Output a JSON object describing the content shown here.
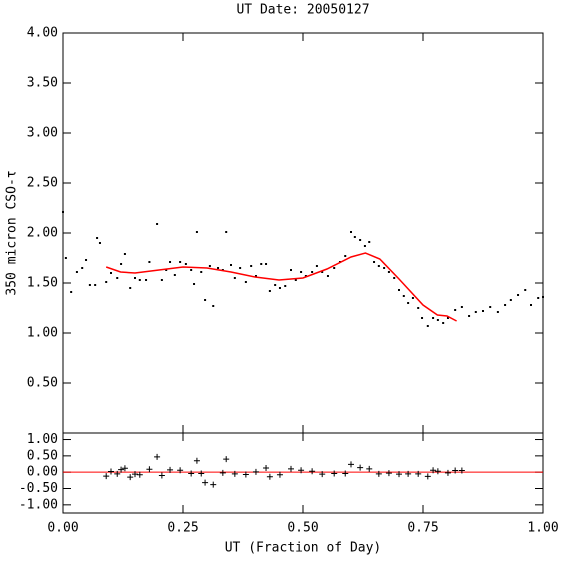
{
  "chart_data": [
    {
      "type": "scatter",
      "title": "UT Date: 20050127",
      "y_label": "350 micron CSO-τ",
      "xlim": [
        0,
        1
      ],
      "ylim": [
        0,
        4
      ],
      "xticks": [
        0,
        0.25,
        0.5,
        0.75,
        1
      ],
      "yticks": [
        {
          "value": 0.5,
          "label": "0.50"
        },
        {
          "value": 1,
          "label": "1.00"
        },
        {
          "value": 1.5,
          "label": "1.50"
        },
        {
          "value": 2,
          "label": "2.00"
        },
        {
          "value": 2.5,
          "label": "2.50"
        },
        {
          "value": 3,
          "label": "3.00"
        },
        {
          "value": 3.5,
          "label": "3.50"
        },
        {
          "value": 4,
          "label": "4.00"
        }
      ],
      "series": [
        {
          "marker": "dot",
          "color": "#000000",
          "x": [
            0,
            0.006,
            0.017,
            0.029,
            0.04,
            0.048,
            0.056,
            0.067,
            0.071,
            0.077,
            0.09,
            0.1,
            0.113,
            0.121,
            0.129,
            0.14,
            0.15,
            0.16,
            0.173,
            0.18,
            0.196,
            0.206,
            0.215,
            0.223,
            0.233,
            0.244,
            0.256,
            0.267,
            0.273,
            0.279,
            0.288,
            0.296,
            0.306,
            0.313,
            0.323,
            0.333,
            0.34,
            0.35,
            0.358,
            0.369,
            0.381,
            0.392,
            0.402,
            0.413,
            0.423,
            0.431,
            0.442,
            0.452,
            0.463,
            0.475,
            0.485,
            0.496,
            0.506,
            0.519,
            0.529,
            0.54,
            0.552,
            0.565,
            0.577,
            0.588,
            0.6,
            0.608,
            0.619,
            0.629,
            0.638,
            0.648,
            0.658,
            0.669,
            0.679,
            0.69,
            0.7,
            0.71,
            0.719,
            0.729,
            0.74,
            0.748,
            0.76,
            0.771,
            0.781,
            0.792,
            0.802,
            0.817,
            0.831,
            0.846,
            0.86,
            0.875,
            0.89,
            0.906,
            0.921,
            0.933,
            0.948,
            0.963,
            0.975,
            0.99,
            1.0
          ],
          "values": [
            2.21,
            1.75,
            1.41,
            1.61,
            1.65,
            1.73,
            1.48,
            1.48,
            1.95,
            1.9,
            1.51,
            1.6,
            1.55,
            1.69,
            1.79,
            1.45,
            1.55,
            1.53,
            1.53,
            1.71,
            2.09,
            1.53,
            1.63,
            1.71,
            1.58,
            1.71,
            1.69,
            1.63,
            1.49,
            2.01,
            1.61,
            1.33,
            1.67,
            1.27,
            1.65,
            1.63,
            2.01,
            1.68,
            1.55,
            1.65,
            1.51,
            1.67,
            1.57,
            1.69,
            1.69,
            1.42,
            1.48,
            1.45,
            1.47,
            1.63,
            1.53,
            1.61,
            1.57,
            1.61,
            1.67,
            1.61,
            1.57,
            1.65,
            1.71,
            1.77,
            2.01,
            1.96,
            1.93,
            1.87,
            1.91,
            1.71,
            1.67,
            1.65,
            1.61,
            1.55,
            1.43,
            1.37,
            1.3,
            1.35,
            1.25,
            1.15,
            1.07,
            1.15,
            1.13,
            1.1,
            1.15,
            1.23,
            1.26,
            1.17,
            1.21,
            1.22,
            1.26,
            1.21,
            1.28,
            1.33,
            1.38,
            1.43,
            1.28,
            1.35,
            1.36
          ]
        },
        {
          "marker": "line",
          "color": "#ff0000",
          "x": [
            0.09,
            0.12,
            0.15,
            0.2,
            0.25,
            0.3,
            0.35,
            0.4,
            0.45,
            0.5,
            0.55,
            0.6,
            0.63,
            0.66,
            0.7,
            0.75,
            0.78,
            0.8,
            0.82
          ],
          "values": [
            1.66,
            1.61,
            1.6,
            1.63,
            1.66,
            1.65,
            1.61,
            1.56,
            1.53,
            1.55,
            1.64,
            1.76,
            1.8,
            1.74,
            1.54,
            1.28,
            1.18,
            1.17,
            1.12
          ]
        }
      ]
    },
    {
      "type": "scatter",
      "x_label": "UT (Fraction of Day)",
      "xlim": [
        0,
        1
      ],
      "ylim": [
        -1.25,
        1.2
      ],
      "xticks": [
        {
          "value": 0,
          "label": "0.00"
        },
        {
          "value": 0.25,
          "label": "0.25"
        },
        {
          "value": 0.5,
          "label": "0.50"
        },
        {
          "value": 0.75,
          "label": "0.75"
        },
        {
          "value": 1,
          "label": "1.00"
        }
      ],
      "yticks": [
        {
          "value": -1,
          "label": "-1.00"
        },
        {
          "value": -0.5,
          "label": "-0.50"
        },
        {
          "value": 0,
          "label": "0.00"
        },
        {
          "value": 0.5,
          "label": "0.50"
        },
        {
          "value": 1,
          "label": "1.00"
        }
      ],
      "reference_line": 0,
      "reference_color": "#ff0000",
      "series": [
        {
          "marker": "plus",
          "color": "#000000",
          "x": [
            0.09,
            0.1,
            0.113,
            0.121,
            0.129,
            0.14,
            0.15,
            0.16,
            0.18,
            0.196,
            0.206,
            0.223,
            0.244,
            0.267,
            0.279,
            0.288,
            0.296,
            0.313,
            0.333,
            0.34,
            0.358,
            0.381,
            0.402,
            0.423,
            0.431,
            0.452,
            0.475,
            0.496,
            0.519,
            0.54,
            0.565,
            0.588,
            0.6,
            0.619,
            0.638,
            0.658,
            0.679,
            0.7,
            0.719,
            0.74,
            0.76,
            0.771,
            0.781,
            0.802,
            0.817,
            0.831
          ],
          "values": [
            -0.12,
            0.02,
            -0.05,
            0.08,
            0.12,
            -0.15,
            -0.06,
            -0.08,
            0.09,
            0.47,
            -0.1,
            0.07,
            0.06,
            -0.04,
            0.35,
            -0.04,
            -0.32,
            -0.38,
            -0.02,
            0.4,
            -0.05,
            -0.07,
            0.01,
            0.13,
            -0.14,
            -0.08,
            0.1,
            0.06,
            0.03,
            -0.06,
            -0.04,
            -0.04,
            0.24,
            0.14,
            0.1,
            -0.05,
            -0.03,
            -0.06,
            -0.05,
            -0.05,
            -0.13,
            0.06,
            0.03,
            -0.02,
            0.05,
            0.05
          ]
        }
      ]
    }
  ]
}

Short task —
Restate the entire listing word for word, excluding pictures.

Exercise output —
Output a JSON object describing the content shown here.
{
  "chart_data": [
    {
      "type": "scatter",
      "title": "UT Date: 20050127",
      "y_label": "350 micron CSO-τ",
      "xlim": [
        0,
        1
      ],
      "ylim": [
        0,
        4
      ],
      "xticks": [
        0,
        0.25,
        0.5,
        0.75,
        1
      ],
      "yticks": [
        {
          "value": 0.5,
          "label": "0.50"
        },
        {
          "value": 1,
          "label": "1.00"
        },
        {
          "value": 1.5,
          "label": "1.50"
        },
        {
          "value": 2,
          "label": "2.00"
        },
        {
          "value": 2.5,
          "label": "2.50"
        },
        {
          "value": 3,
          "label": "3.00"
        },
        {
          "value": 3.5,
          "label": "3.50"
        },
        {
          "value": 4,
          "label": "4.00"
        }
      ],
      "series": [
        {
          "marker": "dot",
          "color": "#000000",
          "x": [
            0,
            0.006,
            0.017,
            0.029,
            0.04,
            0.048,
            0.056,
            0.067,
            0.071,
            0.077,
            0.09,
            0.1,
            0.113,
            0.121,
            0.129,
            0.14,
            0.15,
            0.16,
            0.173,
            0.18,
            0.196,
            0.206,
            0.215,
            0.223,
            0.233,
            0.244,
            0.256,
            0.267,
            0.273,
            0.279,
            0.288,
            0.296,
            0.306,
            0.313,
            0.323,
            0.333,
            0.34,
            0.35,
            0.358,
            0.369,
            0.381,
            0.392,
            0.402,
            0.413,
            0.423,
            0.431,
            0.442,
            0.452,
            0.463,
            0.475,
            0.485,
            0.496,
            0.506,
            0.519,
            0.529,
            0.54,
            0.552,
            0.565,
            0.577,
            0.588,
            0.6,
            0.608,
            0.619,
            0.629,
            0.638,
            0.648,
            0.658,
            0.669,
            0.679,
            0.69,
            0.7,
            0.71,
            0.719,
            0.729,
            0.74,
            0.748,
            0.76,
            0.771,
            0.781,
            0.792,
            0.802,
            0.817,
            0.831,
            0.846,
            0.86,
            0.875,
            0.89,
            0.906,
            0.921,
            0.933,
            0.948,
            0.963,
            0.975,
            0.99,
            1.0
          ],
          "values": [
            2.21,
            1.75,
            1.41,
            1.61,
            1.65,
            1.73,
            1.48,
            1.48,
            1.95,
            1.9,
            1.51,
            1.6,
            1.55,
            1.69,
            1.79,
            1.45,
            1.55,
            1.53,
            1.53,
            1.71,
            2.09,
            1.53,
            1.63,
            1.71,
            1.58,
            1.71,
            1.69,
            1.63,
            1.49,
            2.01,
            1.61,
            1.33,
            1.67,
            1.27,
            1.65,
            1.63,
            2.01,
            1.68,
            1.55,
            1.65,
            1.51,
            1.67,
            1.57,
            1.69,
            1.69,
            1.42,
            1.48,
            1.45,
            1.47,
            1.63,
            1.53,
            1.61,
            1.57,
            1.61,
            1.67,
            1.61,
            1.57,
            1.65,
            1.71,
            1.77,
            2.01,
            1.96,
            1.93,
            1.87,
            1.91,
            1.71,
            1.67,
            1.65,
            1.61,
            1.55,
            1.43,
            1.37,
            1.3,
            1.35,
            1.25,
            1.15,
            1.07,
            1.15,
            1.13,
            1.1,
            1.15,
            1.23,
            1.26,
            1.17,
            1.21,
            1.22,
            1.26,
            1.21,
            1.28,
            1.33,
            1.38,
            1.43,
            1.28,
            1.35,
            1.36
          ]
        },
        {
          "marker": "line",
          "color": "#ff0000",
          "x": [
            0.09,
            0.12,
            0.15,
            0.2,
            0.25,
            0.3,
            0.35,
            0.4,
            0.45,
            0.5,
            0.55,
            0.6,
            0.63,
            0.66,
            0.7,
            0.75,
            0.78,
            0.8,
            0.82
          ],
          "values": [
            1.66,
            1.61,
            1.6,
            1.63,
            1.66,
            1.65,
            1.61,
            1.56,
            1.53,
            1.55,
            1.64,
            1.76,
            1.8,
            1.74,
            1.54,
            1.28,
            1.18,
            1.17,
            1.12
          ]
        }
      ]
    },
    {
      "type": "scatter",
      "x_label": "UT (Fraction of Day)",
      "xlim": [
        0,
        1
      ],
      "ylim": [
        -1.25,
        1.2
      ],
      "xticks": [
        {
          "value": 0,
          "label": "0.00"
        },
        {
          "value": 0.25,
          "label": "0.25"
        },
        {
          "value": 0.5,
          "label": "0.50"
        },
        {
          "value": 0.75,
          "label": "0.75"
        },
        {
          "value": 1,
          "label": "1.00"
        }
      ],
      "yticks": [
        {
          "value": -1,
          "label": "-1.00"
        },
        {
          "value": -0.5,
          "label": "-0.50"
        },
        {
          "value": 0,
          "label": "0.00"
        },
        {
          "value": 0.5,
          "label": "0.50"
        },
        {
          "value": 1,
          "label": "1.00"
        }
      ],
      "reference_line": 0,
      "reference_color": "#ff0000",
      "series": [
        {
          "marker": "plus",
          "color": "#000000",
          "x": [
            0.09,
            0.1,
            0.113,
            0.121,
            0.129,
            0.14,
            0.15,
            0.16,
            0.18,
            0.196,
            0.206,
            0.223,
            0.244,
            0.267,
            0.279,
            0.288,
            0.296,
            0.313,
            0.333,
            0.34,
            0.358,
            0.381,
            0.402,
            0.423,
            0.431,
            0.452,
            0.475,
            0.496,
            0.519,
            0.54,
            0.565,
            0.588,
            0.6,
            0.619,
            0.638,
            0.658,
            0.679,
            0.7,
            0.719,
            0.74,
            0.76,
            0.771,
            0.781,
            0.802,
            0.817,
            0.831
          ],
          "values": [
            -0.12,
            0.02,
            -0.05,
            0.08,
            0.12,
            -0.15,
            -0.06,
            -0.08,
            0.09,
            0.47,
            -0.1,
            0.07,
            0.06,
            -0.04,
            0.35,
            -0.04,
            -0.32,
            -0.38,
            -0.02,
            0.4,
            -0.05,
            -0.07,
            0.01,
            0.13,
            -0.14,
            -0.08,
            0.1,
            0.06,
            0.03,
            -0.06,
            -0.04,
            -0.04,
            0.24,
            0.14,
            0.1,
            -0.05,
            -0.03,
            -0.06,
            -0.05,
            -0.05,
            -0.13,
            0.06,
            0.03,
            -0.02,
            0.05,
            0.05
          ]
        }
      ]
    }
  ]
}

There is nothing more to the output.